Given instruction
Scan each line of the records for the word "Municipal" and extract the ones that have it.

Collection entries
=-=-=-=-=

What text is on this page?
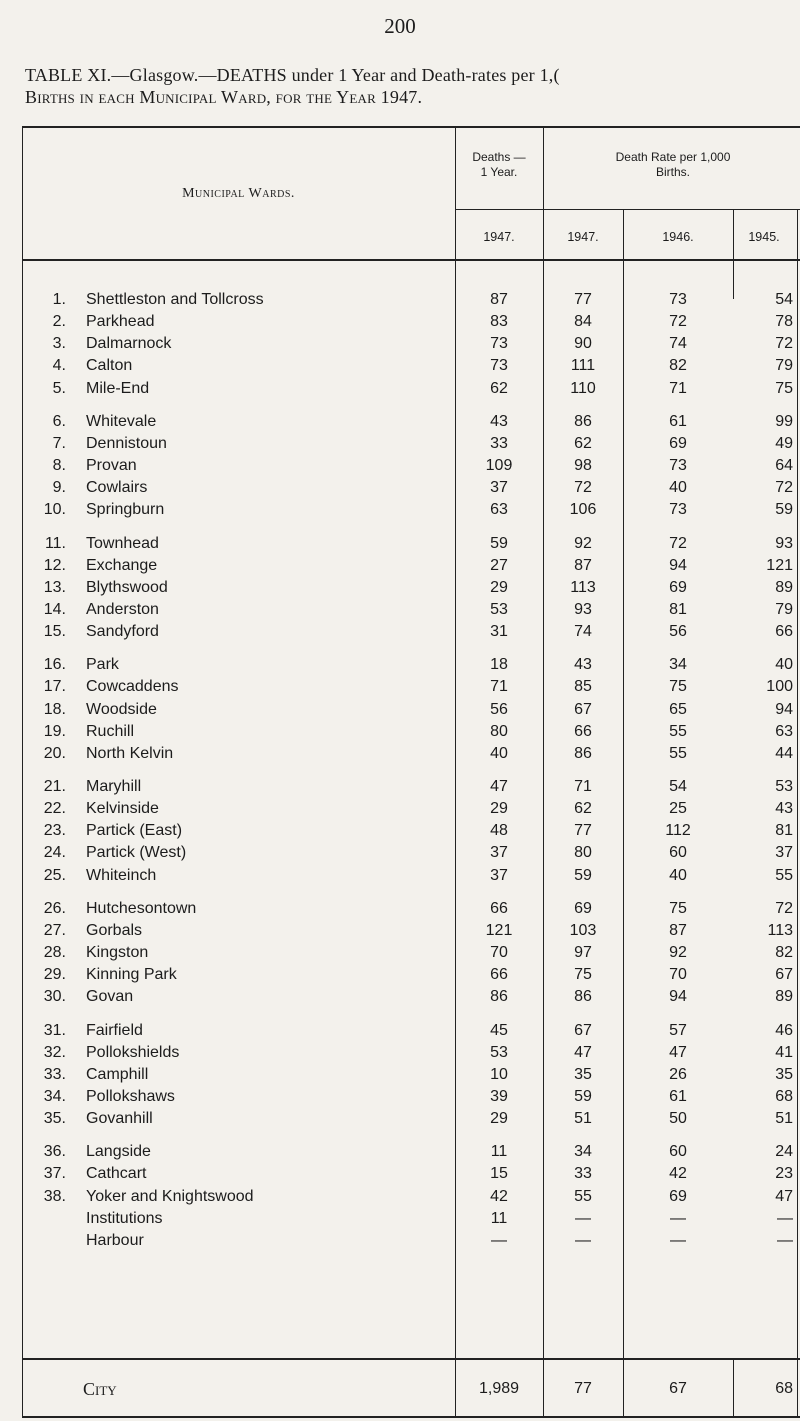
200
TABLE XI.—Glasgow.—DEATHS under 1 Year and Death-rates per 1,(
Births in each Municipal Ward, for the Year 1947.
Municipal Wards.
Deaths —1 Year.
Death Rate per 1,000 Births.
1947.	1947.	1946.	1945.
1. Shettleston and Tollcross	87	77	73	54
2. Parkhead	83	84	72	78
3. Dalmarnock	73	90	74	72
4. Calton	73	111	82	79
5. Mile-End	62	110	71	75
6. Whitevale	43	86	61	99
7. Dennistoun	33	62	69	49
8. Provan	109	98	73	64
9. Cowlairs	37	72	40	72
10. Springburn	63	106	73	59
11. Townhead	59	92	72	93
12. Exchange	27	87	94	121
13. Blythswood	29	113	69	89
14. Anderston	53	93	81	79
15. Sandyford	31	74	56	66
16. Park	18	43	34	40
17. Cowcaddens	71	85	75	100
18. Woodside	56	67	65	94
19. Ruchill	80	66	55	63
20. North Kelvin	40	86	55	44
21. Maryhill	47	71	54	53
22. Kelvinside	29	62	25	43
23. Partick (East)	48	77	112	81
24. Partick (West)	37	80	60	37
25. Whiteinch	37	59	40	55
26. Hutchesontown	66	69	75	72
27. Gorbals	121	103	87	113
28. Kingston	70	97	92	82
29. Kinning Park	66	75	70	67
30. Govan	86	86	94	89
31. Fairfield	45	67	57	46
32. Pollokshields	53	47	47	41
33. Camphill	10	35	26	35
34. Pollokshaws	39	59	61	68
35. Govanhill	29	51	50	51
36. Langside	11	34	60	24
37. Cathcart	15	33	42	23
38. Yoker and Knightswood	42	55	69	47
Institutions	11	—	—	—
Harbour	—	—	—	—
City	1,989	77	67	68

=-=-=-=-=

Solution to the problem
Births in each Municipal Ward, for the Year 1947.
Municipal Wards.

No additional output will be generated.